Exercise:
Answer with one number: the count of lines in this material that hold the word "présence".

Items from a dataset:
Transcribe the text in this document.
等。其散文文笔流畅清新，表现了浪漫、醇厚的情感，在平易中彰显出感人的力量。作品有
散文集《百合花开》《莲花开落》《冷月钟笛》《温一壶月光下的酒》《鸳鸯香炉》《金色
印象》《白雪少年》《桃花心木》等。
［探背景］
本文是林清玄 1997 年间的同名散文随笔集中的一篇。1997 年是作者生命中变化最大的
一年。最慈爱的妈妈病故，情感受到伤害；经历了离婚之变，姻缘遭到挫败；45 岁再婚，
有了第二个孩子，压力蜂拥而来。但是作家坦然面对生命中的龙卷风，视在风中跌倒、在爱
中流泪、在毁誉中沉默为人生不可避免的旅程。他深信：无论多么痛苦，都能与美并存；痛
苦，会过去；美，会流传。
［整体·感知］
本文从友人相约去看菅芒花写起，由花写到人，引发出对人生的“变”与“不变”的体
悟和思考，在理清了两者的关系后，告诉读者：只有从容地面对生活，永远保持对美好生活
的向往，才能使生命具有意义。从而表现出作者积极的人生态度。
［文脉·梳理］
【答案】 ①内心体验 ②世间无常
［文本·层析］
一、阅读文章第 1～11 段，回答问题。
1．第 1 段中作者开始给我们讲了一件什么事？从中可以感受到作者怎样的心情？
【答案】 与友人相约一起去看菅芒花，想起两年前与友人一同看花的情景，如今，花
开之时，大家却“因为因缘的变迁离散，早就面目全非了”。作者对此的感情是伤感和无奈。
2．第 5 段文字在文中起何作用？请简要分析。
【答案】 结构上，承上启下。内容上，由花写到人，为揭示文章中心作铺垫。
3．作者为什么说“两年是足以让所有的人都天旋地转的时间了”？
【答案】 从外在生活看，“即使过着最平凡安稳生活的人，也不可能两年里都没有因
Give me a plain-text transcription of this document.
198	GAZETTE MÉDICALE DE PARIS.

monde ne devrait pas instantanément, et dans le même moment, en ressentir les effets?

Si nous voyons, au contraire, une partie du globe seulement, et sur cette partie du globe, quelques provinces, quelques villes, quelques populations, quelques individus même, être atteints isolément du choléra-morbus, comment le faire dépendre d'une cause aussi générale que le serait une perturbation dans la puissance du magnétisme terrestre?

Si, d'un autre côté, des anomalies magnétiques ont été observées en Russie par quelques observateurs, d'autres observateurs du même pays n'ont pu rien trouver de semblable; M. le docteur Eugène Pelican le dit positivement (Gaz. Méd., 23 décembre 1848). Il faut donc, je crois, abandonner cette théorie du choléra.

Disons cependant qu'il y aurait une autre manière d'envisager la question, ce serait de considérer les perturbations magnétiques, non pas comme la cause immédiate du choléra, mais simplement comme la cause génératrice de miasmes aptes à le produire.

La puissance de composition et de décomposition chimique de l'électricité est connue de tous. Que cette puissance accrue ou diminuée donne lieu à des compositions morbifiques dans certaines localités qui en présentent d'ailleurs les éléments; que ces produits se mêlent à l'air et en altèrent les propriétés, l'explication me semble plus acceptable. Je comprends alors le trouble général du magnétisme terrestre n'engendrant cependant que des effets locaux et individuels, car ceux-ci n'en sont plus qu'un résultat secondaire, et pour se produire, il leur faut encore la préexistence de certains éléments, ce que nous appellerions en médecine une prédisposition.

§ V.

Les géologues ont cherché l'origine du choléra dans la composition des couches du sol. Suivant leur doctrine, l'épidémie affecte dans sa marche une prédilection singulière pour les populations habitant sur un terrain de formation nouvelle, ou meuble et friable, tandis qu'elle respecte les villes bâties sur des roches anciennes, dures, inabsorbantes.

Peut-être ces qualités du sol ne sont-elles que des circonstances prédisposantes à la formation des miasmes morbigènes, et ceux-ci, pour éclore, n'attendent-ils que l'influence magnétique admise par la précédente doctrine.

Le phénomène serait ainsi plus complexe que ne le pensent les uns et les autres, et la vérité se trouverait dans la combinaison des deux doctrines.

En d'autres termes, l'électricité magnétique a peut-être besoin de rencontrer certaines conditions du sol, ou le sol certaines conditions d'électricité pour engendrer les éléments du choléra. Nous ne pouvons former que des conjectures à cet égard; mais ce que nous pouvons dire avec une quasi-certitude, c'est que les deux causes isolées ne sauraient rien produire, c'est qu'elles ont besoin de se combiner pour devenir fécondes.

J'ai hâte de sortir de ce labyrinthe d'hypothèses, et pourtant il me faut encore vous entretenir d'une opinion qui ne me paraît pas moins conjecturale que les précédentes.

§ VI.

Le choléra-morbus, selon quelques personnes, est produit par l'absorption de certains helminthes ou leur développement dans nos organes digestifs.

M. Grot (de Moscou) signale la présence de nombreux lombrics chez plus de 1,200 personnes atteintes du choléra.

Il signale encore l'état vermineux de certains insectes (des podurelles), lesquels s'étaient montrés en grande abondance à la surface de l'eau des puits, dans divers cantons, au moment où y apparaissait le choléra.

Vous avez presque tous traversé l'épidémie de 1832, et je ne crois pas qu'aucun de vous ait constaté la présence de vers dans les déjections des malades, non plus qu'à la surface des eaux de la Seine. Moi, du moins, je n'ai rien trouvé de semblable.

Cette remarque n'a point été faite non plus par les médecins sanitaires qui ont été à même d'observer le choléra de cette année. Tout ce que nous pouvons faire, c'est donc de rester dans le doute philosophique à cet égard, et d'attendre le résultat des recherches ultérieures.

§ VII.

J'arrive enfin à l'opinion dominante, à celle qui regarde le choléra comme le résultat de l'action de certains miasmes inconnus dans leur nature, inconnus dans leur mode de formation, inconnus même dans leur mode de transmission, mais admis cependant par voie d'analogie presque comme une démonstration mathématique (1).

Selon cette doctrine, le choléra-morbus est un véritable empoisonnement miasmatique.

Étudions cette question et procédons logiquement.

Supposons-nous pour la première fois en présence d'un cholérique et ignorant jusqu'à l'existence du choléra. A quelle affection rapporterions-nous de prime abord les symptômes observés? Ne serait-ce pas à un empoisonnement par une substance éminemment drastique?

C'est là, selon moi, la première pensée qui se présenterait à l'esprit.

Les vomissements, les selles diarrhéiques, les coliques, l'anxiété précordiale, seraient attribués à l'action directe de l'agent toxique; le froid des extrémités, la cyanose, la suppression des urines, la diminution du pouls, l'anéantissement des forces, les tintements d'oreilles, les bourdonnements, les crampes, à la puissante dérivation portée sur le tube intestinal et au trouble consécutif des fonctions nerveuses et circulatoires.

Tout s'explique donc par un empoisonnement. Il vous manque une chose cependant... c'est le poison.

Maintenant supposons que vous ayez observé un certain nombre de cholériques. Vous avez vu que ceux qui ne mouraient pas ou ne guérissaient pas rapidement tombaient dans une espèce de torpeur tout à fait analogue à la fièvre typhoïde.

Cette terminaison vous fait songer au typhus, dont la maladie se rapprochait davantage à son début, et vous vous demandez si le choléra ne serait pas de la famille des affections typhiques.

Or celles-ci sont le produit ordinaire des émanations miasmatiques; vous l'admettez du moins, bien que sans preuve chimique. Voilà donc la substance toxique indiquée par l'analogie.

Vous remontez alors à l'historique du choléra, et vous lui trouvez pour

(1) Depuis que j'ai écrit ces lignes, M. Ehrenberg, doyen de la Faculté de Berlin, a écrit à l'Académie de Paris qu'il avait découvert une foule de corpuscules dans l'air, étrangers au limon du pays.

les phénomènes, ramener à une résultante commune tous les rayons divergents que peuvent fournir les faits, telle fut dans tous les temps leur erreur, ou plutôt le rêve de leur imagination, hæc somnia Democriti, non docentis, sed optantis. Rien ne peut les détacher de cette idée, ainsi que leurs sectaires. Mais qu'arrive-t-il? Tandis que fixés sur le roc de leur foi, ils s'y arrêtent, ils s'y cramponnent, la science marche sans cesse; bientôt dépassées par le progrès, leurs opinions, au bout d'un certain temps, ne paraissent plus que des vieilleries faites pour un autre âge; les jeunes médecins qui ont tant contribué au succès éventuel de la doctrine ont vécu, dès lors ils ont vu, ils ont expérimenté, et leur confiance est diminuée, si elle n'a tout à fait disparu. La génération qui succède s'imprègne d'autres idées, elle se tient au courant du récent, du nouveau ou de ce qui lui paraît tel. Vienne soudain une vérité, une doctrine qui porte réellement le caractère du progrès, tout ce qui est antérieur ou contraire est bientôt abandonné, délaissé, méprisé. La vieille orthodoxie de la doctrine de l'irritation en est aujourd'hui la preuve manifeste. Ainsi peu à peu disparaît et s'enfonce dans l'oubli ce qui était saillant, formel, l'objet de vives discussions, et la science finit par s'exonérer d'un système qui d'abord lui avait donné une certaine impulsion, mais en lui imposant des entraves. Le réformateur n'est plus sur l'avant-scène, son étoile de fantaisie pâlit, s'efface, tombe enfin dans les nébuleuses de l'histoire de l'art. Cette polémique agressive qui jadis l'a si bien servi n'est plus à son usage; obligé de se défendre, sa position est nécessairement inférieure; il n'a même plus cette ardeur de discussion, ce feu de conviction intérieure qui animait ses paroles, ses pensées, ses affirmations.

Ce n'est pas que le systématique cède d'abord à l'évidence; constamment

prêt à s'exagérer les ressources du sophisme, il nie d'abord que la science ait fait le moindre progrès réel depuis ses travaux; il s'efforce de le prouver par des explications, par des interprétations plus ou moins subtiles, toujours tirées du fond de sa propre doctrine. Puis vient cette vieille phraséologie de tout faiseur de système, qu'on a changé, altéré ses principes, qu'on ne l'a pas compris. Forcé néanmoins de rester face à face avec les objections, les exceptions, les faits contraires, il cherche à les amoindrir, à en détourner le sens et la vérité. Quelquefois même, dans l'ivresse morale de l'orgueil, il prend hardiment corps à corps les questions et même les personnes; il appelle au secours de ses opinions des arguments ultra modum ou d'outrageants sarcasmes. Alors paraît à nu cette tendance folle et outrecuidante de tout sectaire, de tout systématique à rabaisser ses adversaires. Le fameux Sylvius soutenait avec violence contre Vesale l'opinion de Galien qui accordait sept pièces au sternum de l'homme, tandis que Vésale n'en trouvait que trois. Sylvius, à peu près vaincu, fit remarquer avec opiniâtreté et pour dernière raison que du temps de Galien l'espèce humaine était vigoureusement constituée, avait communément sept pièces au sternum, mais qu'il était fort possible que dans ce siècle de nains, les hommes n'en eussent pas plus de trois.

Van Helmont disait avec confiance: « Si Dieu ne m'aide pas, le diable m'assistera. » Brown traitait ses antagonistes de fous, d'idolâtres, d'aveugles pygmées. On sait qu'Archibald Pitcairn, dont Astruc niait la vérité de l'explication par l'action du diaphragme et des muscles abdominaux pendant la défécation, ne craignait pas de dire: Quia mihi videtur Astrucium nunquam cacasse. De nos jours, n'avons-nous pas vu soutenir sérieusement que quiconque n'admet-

Exercise solution:
3